§ **AIM OF THE EXERCISE**
Pick out each line of the records in which the word "vectors" appears.

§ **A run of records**
* * *

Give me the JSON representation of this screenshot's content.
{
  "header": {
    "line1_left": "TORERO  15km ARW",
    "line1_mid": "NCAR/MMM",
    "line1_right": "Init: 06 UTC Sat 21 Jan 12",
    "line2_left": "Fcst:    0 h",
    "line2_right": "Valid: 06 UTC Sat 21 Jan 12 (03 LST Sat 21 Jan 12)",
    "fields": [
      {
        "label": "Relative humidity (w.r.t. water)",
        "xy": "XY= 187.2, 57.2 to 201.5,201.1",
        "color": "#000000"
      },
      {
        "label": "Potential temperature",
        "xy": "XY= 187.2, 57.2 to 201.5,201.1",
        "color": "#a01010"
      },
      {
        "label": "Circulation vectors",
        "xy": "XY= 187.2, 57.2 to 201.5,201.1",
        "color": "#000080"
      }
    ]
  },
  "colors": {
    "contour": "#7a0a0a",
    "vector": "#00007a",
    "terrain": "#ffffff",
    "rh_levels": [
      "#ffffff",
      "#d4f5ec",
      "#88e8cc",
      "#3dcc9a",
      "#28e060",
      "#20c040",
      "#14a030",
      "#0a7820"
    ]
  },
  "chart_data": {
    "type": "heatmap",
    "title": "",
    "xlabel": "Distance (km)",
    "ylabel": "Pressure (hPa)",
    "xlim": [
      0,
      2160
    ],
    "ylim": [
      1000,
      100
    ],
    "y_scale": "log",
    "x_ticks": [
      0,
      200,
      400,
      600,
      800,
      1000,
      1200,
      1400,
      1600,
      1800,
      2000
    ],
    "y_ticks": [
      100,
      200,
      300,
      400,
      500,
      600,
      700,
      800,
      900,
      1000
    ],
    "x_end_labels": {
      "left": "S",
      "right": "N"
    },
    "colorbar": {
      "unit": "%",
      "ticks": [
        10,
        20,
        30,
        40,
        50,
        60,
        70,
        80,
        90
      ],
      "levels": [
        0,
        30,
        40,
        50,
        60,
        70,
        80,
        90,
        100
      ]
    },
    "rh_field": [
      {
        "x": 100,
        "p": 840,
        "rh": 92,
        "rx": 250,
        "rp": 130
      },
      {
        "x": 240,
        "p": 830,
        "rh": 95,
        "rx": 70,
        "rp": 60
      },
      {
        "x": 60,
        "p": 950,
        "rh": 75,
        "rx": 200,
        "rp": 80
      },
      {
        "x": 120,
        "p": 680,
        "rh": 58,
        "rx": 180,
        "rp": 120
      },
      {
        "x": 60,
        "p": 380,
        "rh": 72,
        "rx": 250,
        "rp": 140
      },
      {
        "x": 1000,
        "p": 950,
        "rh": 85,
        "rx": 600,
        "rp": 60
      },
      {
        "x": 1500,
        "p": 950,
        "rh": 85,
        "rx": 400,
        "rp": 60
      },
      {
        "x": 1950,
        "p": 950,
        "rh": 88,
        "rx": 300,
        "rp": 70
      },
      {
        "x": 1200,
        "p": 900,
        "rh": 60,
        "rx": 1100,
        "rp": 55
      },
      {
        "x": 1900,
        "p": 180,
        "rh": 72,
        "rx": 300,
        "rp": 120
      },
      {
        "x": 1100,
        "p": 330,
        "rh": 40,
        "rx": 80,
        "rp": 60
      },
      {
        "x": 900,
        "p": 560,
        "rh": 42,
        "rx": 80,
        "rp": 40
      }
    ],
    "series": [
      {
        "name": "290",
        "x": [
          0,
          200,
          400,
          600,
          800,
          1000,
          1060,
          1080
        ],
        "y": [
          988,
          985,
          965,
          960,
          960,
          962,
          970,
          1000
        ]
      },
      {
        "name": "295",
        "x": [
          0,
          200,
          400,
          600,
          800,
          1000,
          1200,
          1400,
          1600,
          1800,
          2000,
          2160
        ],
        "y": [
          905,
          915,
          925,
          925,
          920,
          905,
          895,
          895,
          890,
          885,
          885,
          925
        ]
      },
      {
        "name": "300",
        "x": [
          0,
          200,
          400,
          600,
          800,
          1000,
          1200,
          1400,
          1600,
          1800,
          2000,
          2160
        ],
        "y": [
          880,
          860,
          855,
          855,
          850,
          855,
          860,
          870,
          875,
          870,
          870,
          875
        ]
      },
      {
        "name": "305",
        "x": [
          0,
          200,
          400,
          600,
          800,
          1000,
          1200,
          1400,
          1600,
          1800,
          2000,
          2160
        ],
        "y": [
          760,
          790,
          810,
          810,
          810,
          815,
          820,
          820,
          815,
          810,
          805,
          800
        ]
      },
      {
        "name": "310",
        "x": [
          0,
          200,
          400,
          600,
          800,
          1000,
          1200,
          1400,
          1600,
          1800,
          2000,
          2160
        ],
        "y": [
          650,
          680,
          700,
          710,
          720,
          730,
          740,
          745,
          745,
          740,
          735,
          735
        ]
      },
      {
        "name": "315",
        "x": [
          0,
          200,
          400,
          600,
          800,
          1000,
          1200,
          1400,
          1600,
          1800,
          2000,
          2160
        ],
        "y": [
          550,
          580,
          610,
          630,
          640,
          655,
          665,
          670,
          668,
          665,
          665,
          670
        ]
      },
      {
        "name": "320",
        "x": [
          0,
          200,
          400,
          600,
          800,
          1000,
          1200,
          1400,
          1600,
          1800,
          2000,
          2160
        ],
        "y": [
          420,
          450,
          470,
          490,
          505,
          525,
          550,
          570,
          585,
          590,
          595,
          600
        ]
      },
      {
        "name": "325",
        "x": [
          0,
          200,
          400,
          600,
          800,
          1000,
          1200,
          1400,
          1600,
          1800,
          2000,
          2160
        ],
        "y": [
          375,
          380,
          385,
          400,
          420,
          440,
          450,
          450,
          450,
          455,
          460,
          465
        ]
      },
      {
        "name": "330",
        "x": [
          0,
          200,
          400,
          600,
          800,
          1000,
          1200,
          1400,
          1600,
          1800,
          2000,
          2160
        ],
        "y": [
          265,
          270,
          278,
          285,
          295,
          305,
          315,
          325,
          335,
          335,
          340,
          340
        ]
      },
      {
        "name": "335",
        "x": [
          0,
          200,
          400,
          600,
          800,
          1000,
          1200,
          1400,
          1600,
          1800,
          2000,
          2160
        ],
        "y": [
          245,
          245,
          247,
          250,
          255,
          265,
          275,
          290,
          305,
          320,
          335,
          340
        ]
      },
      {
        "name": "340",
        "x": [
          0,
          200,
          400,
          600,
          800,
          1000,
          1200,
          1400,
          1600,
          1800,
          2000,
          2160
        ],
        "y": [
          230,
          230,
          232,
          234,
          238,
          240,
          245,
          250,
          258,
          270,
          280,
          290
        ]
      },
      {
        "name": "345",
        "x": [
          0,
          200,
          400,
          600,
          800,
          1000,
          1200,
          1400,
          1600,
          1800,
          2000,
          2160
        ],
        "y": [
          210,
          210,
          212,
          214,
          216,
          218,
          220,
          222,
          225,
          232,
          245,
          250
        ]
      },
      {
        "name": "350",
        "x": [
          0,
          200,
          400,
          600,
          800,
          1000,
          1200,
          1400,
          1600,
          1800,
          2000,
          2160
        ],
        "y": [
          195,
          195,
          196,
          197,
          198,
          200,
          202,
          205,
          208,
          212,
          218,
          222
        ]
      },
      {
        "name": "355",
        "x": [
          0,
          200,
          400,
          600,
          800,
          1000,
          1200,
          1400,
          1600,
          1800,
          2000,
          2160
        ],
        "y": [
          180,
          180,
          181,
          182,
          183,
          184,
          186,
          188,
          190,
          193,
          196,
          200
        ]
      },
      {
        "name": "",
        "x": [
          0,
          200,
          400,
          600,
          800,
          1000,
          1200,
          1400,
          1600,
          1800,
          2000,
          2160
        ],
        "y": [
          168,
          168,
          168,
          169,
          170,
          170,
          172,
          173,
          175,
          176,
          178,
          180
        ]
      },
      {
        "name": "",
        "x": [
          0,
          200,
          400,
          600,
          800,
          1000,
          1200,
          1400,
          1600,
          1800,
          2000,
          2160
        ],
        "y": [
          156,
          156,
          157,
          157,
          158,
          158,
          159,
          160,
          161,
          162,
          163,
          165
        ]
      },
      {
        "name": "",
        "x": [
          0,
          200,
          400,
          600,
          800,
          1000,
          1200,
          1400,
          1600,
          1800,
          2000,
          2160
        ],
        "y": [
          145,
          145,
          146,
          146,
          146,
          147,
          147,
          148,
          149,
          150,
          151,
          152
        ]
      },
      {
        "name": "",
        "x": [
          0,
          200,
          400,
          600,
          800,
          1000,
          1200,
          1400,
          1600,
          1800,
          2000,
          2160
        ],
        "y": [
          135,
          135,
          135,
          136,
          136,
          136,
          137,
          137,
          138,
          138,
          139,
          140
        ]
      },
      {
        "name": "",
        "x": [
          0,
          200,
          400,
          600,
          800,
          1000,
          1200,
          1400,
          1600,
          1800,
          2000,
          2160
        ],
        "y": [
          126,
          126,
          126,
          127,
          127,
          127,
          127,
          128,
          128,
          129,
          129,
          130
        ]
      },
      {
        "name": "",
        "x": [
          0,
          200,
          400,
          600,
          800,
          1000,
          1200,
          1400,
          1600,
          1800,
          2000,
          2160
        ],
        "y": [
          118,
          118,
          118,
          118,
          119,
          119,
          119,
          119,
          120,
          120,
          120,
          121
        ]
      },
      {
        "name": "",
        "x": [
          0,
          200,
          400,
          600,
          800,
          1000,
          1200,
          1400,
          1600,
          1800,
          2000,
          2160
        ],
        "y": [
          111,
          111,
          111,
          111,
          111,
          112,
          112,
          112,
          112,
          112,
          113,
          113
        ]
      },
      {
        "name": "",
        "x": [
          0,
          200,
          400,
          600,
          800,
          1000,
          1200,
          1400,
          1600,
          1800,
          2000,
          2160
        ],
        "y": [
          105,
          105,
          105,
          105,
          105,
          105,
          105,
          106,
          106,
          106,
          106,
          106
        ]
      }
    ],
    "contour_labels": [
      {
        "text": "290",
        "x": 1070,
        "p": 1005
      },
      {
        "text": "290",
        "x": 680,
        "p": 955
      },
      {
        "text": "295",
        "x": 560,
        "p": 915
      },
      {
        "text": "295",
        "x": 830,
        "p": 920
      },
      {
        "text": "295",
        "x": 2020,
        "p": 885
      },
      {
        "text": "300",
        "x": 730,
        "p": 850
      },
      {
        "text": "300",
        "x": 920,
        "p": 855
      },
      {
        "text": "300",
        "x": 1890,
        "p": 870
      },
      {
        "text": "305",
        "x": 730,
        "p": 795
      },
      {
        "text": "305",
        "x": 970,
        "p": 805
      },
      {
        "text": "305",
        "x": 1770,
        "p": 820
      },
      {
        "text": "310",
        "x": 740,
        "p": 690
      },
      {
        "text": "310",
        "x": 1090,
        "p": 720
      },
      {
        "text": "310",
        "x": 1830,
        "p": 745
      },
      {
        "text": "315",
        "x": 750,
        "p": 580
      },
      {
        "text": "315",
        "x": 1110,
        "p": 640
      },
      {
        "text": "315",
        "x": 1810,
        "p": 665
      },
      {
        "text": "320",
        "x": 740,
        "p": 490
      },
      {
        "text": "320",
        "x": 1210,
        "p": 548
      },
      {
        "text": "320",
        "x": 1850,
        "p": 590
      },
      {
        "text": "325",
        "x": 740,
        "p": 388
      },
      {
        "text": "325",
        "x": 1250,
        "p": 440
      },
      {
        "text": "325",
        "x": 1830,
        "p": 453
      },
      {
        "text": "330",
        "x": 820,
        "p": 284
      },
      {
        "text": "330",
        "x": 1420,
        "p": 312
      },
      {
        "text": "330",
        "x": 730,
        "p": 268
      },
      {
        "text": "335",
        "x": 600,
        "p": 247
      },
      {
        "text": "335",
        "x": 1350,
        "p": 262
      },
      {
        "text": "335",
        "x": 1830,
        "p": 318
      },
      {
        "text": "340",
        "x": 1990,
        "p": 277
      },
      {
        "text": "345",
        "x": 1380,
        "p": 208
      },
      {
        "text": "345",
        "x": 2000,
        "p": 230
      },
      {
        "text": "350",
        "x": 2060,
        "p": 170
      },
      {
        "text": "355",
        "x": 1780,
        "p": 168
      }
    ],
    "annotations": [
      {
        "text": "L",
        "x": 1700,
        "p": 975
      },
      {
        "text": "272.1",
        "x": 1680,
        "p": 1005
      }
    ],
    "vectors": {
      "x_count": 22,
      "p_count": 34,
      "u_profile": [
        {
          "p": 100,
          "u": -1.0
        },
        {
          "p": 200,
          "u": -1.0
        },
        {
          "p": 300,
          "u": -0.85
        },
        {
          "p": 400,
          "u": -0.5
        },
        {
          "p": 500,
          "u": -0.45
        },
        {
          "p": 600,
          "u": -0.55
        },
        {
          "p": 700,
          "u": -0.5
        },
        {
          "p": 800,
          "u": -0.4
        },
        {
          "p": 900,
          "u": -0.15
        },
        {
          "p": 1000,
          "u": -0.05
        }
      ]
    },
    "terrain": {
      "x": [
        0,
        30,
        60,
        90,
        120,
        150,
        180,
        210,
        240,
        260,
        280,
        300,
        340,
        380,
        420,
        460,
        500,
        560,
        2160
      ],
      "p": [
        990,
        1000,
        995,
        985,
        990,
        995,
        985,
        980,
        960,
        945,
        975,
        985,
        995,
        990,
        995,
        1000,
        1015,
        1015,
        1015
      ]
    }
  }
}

* * *

§ **RIGHT ANSWER**
        "label": "Circulation vectors",
    "vectors": {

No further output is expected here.